Entries from a dataset:
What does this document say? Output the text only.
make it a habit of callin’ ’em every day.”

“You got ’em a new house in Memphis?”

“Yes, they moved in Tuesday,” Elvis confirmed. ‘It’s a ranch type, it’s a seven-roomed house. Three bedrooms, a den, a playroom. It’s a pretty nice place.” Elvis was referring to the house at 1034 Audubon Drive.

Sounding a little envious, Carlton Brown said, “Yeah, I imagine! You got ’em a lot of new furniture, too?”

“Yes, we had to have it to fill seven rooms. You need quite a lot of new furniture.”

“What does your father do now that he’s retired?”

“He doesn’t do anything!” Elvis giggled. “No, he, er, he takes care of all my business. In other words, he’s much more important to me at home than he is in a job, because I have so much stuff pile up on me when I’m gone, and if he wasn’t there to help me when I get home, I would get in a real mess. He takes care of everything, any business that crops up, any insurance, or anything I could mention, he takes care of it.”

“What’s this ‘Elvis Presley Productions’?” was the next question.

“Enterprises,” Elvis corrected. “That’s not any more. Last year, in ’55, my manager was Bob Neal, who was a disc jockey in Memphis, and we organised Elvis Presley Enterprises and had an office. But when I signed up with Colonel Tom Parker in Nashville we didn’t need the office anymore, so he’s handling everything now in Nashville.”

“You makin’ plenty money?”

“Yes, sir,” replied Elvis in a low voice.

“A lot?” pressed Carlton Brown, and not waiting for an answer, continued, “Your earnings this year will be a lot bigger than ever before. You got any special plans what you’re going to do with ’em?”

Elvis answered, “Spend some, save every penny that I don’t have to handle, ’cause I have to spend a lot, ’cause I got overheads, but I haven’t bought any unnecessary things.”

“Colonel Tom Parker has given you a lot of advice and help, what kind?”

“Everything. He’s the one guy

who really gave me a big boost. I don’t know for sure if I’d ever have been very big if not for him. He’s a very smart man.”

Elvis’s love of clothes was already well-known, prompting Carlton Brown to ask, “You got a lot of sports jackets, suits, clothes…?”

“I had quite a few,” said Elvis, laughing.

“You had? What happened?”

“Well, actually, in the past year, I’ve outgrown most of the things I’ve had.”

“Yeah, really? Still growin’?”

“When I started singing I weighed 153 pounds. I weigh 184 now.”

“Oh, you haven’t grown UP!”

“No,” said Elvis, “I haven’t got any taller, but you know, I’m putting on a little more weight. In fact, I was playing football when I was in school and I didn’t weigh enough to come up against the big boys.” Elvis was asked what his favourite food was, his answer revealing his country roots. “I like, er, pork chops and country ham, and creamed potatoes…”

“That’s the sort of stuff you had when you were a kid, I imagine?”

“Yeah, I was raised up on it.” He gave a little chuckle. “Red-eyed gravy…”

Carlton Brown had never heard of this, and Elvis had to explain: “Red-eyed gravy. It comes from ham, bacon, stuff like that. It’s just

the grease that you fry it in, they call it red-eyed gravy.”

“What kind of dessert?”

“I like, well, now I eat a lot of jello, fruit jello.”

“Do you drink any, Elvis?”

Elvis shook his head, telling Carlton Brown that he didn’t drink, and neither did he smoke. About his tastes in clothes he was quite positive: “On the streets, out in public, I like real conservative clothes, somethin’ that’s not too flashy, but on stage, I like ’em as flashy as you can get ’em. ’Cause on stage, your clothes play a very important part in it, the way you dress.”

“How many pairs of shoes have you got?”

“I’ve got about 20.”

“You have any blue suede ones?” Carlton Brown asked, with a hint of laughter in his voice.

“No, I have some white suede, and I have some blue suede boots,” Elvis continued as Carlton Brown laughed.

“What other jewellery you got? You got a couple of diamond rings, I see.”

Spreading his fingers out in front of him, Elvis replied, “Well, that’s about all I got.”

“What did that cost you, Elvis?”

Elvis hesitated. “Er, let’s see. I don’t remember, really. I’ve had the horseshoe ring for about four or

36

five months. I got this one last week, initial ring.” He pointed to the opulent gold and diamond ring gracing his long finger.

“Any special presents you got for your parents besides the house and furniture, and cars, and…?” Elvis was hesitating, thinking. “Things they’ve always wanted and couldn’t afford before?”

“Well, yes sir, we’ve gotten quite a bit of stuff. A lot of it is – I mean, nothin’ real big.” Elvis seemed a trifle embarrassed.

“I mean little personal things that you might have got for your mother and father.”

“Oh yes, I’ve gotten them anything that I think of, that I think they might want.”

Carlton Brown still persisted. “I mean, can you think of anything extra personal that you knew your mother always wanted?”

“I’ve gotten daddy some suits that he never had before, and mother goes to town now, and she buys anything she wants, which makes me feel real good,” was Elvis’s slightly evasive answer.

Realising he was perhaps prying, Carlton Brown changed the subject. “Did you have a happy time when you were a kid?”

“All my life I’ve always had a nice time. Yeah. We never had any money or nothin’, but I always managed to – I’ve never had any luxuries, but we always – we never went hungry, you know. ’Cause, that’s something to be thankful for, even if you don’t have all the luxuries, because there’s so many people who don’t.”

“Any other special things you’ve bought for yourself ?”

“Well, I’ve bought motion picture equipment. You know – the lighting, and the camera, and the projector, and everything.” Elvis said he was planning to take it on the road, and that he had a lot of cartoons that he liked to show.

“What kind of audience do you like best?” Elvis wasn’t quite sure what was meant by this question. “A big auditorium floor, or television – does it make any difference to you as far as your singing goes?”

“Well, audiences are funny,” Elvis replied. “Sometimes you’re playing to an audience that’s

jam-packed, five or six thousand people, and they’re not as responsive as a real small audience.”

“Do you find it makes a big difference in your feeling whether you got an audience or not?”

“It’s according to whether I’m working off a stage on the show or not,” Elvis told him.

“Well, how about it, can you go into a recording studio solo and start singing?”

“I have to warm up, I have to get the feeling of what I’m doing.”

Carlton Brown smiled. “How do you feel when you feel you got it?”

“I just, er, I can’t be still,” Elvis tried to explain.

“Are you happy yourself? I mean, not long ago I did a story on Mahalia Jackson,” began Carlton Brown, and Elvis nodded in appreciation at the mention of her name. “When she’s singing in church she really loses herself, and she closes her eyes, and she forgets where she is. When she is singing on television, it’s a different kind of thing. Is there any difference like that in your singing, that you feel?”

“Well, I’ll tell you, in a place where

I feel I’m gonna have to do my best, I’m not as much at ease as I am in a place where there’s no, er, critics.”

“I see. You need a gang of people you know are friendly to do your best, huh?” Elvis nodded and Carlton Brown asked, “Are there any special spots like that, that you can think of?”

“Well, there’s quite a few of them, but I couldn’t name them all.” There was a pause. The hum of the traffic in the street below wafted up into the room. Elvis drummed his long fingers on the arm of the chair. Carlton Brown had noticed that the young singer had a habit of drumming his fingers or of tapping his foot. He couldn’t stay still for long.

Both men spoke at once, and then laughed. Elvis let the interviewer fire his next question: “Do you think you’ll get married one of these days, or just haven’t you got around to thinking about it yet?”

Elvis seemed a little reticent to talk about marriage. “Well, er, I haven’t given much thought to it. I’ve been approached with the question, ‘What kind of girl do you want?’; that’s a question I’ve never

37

### Problem details
All of the entries above must be quoted exactly.

### Response
What does this document say? Output the text only.
make it a habit of callin’ ’em every day.”

“You got ’em a new house in Memphis?”

“Yes, they moved in Tuesday,” Elvis confirmed. ‘It’s a ranch type, it’s a seven-roomed house. Three bedrooms, a den, a playroom. It’s a pretty nice place.” Elvis was referring to the house at 1034 Audubon Drive.

Sounding a little envious, Carlton Brown said, “Yeah, I imagine! You got ’em a lot of new furniture, too?”

“Yes, we had to have it to fill seven rooms. You need quite a lot of new furniture.”

“What does your father do now that he’s retired?”

“He doesn’t do anything!” Elvis giggled. “No, he, er, he takes care of all my business. In other words, he’s much more important to me at home than he is in a job, because I have so much stuff pile up on me when I’m gone, and if he wasn’t there to help me when I get home, I would get in a real mess. He takes care of everything, any business that crops up, any insurance, or anything I could mention, he takes care of it.”

“What’s this ‘Elvis Presley Productions’?” was the next question.

“Enterprises,” Elvis corrected. “That’s not any more. Last year, in ’55, my manager was Bob Neal, who was a disc jockey in Memphis, and we organised Elvis Presley Enterprises and had an office. But when I signed up with Colonel Tom Parker in Nashville we didn’t need the office anymore, so he’s handling everything now in Nashville.”

“You makin’ plenty money?”

“Yes, sir,” replied Elvis in a low voice.

“A lot?” pressed Carlton Brown, and not waiting for an answer, continued, “Your earnings this year will be a lot bigger than ever before. You got any special plans what you’re going to do with ’em?”

Elvis answered, “Spend some, save every penny that I don’t have to handle, ’cause I have to spend a lot, ’cause I got overheads, but I haven’t bought any unnecessary things.”

“Colonel Tom Parker has given you a lot of advice and help, what kind?”

“Everything. He’s the one guy

who really gave me a big boost. I don’t know for sure if I’d ever have been very big if not for him. He’s a very smart man.”

Elvis’s love of clothes was already well-known, prompting Carlton Brown to ask, “You got a lot of sports jackets, suits, clothes…?”

“I had quite a few,” said Elvis, laughing.

“You had? What happened?”

“Well, actually, in the past year, I’ve outgrown most of the things I’ve had.”

“Yeah, really? Still growin’?”

“When I started singing I weighed 153 pounds. I weigh 184 now.”

“Oh, you haven’t grown UP!”

“No,” said Elvis, “I haven’t got any taller, but you know, I’m putting on a little more weight. In fact, I was playing football when I was in school and I didn’t weigh enough to come up against the big boys.” Elvis was asked what his favourite food was, his answer revealing his country roots. “I like, er, pork chops and country ham, and creamed potatoes…”

“That’s the sort of stuff you had when you were a kid, I imagine?”

“Yeah, I was raised up on it.” He gave a little chuckle. “Red-eyed gravy…”

Carlton Brown had never heard of this, and Elvis had to explain: “Red-eyed gravy. It comes from ham, bacon, stuff like that. It’s just

the grease that you fry it in, they call it red-eyed gravy.”

“What kind of dessert?”

“I like, well, now I eat a lot of jello, fruit jello.”

“Do you drink any, Elvis?”

Elvis shook his head, telling Carlton Brown that he didn’t drink, and neither did he smoke. About his tastes in clothes he was quite positive: “On the streets, out in public, I like real conservative clothes, somethin’ that’s not too flashy, but on stage, I like ’em as flashy as you can get ’em. ’Cause on stage, your clothes play a very important part in it, the way you dress.”

“How many pairs of shoes have you got?”

“I’ve got about 20.”

“You have any blue suede ones?” Carlton Brown asked, with a hint of laughter in his voice.

“No, I have some white suede, and I have some blue suede boots,” Elvis continued as Carlton Brown laughed.

“What other jewellery you got? You got a couple of diamond rings, I see.”

Spreading his fingers out in front of him, Elvis replied, “Well, that’s about all I got.”

“What did that cost you, Elvis?”

Elvis hesitated. “Er, let’s see. I don’t remember, really. I’ve had the horseshoe ring for about four or

36

five months. I got this one last week, initial ring.” He pointed to the opulent gold and diamond ring gracing his long finger.

“Any special presents you got for your parents besides the house and furniture, and cars, and…?” Elvis was hesitating, thinking. “Things they’ve always wanted and couldn’t afford before?”

“Well, yes sir, we’ve gotten quite a bit of stuff. A lot of it is – I mean, nothin’ real big.” Elvis seemed a trifle embarrassed.

“I mean little personal things that you might have got for your mother and father.”

“Oh yes, I’ve gotten them anything that I think of, that I think they might want.”

Carlton Brown still persisted. “I mean, can you think of anything extra personal that you knew your mother always wanted?”

“I’ve gotten daddy some suits that he never had before, and mother goes to town now, and she buys anything she wants, which makes me feel real good,” was Elvis’s slightly evasive answer.

Realising he was perhaps prying, Carlton Brown changed the subject. “Did you have a happy time when you were a kid?”

“All my life I’ve always had a nice time. Yeah. We never had any money or nothin’, but I always managed to – I’ve never had any luxuries, but we always – we never went hungry, you know. ’Cause, that’s something to be thankful for, even if you don’t have all the luxuries, because there’s so many people who don’t.”

“Any other special things you’ve bought for yourself ?”

“Well, I’ve bought motion picture equipment. You know – the lighting, and the camera, and the projector, and everything.” Elvis said he was planning to take it on the road, and that he had a lot of cartoons that he liked to show.

“What kind of audience do you like best?” Elvis wasn’t quite sure what was meant by this question. “A big auditorium floor, or television – does it make any difference to you as far as your singing goes?”

“Well, audiences are funny,” Elvis replied. “Sometimes you’re playing to an audience that’s

jam-packed, five or six thousand people, and they’re not as responsive as a real small audience.”

“Do you find it makes a big difference in your feeling whether you got an audience or not?”

“It’s according to whether I’m working off a stage on the show or not,” Elvis told him.

“Well, how about it, can you go into a recording studio solo and start singing?”

“I have to warm up, I have to get the feeling of what I’m doing.”

Carlton Brown smiled. “How do you feel when you feel you got it?”

“I just, er, I can’t be still,” Elvis tried to explain.

“Are you happy yourself? I mean, not long ago I did a story on Mahalia Jackson,” began Carlton Brown, and Elvis nodded in appreciation at the mention of her name. “When she’s singing in church she really loses herself, and she closes her eyes, and she forgets where she is. When she is singing on television, it’s a different kind of thing. Is there any difference like that in your singing, that you feel?”

“Well, I’ll tell you, in a place where

I feel I’m gonna have to do my best, I’m not as much at ease as I am in a place where there’s no, er, critics.”

“I see. You need a gang of people you know are friendly to do your best, huh?” Elvis nodded and Carlton Brown asked, “Are there any special spots like that, that you can think of?”

“Well, there’s quite a few of them, but I couldn’t name them all.” There was a pause. The hum of the traffic in the street below wafted up into the room. Elvis drummed his long fingers on the arm of the chair. Carlton Brown had noticed that the young singer had a habit of drumming his fingers or of tapping his foot. He couldn’t stay still for long.

Both men spoke at once, and then laughed. Elvis let the interviewer fire his next question: “Do you think you’ll get married one of these days, or just haven’t you got around to thinking about it yet?”

Elvis seemed a little reticent to talk about marriage. “Well, er, I haven’t given much thought to it. I’ve been approached with the question, ‘What kind of girl do you want?’; that’s a question I’ve never

37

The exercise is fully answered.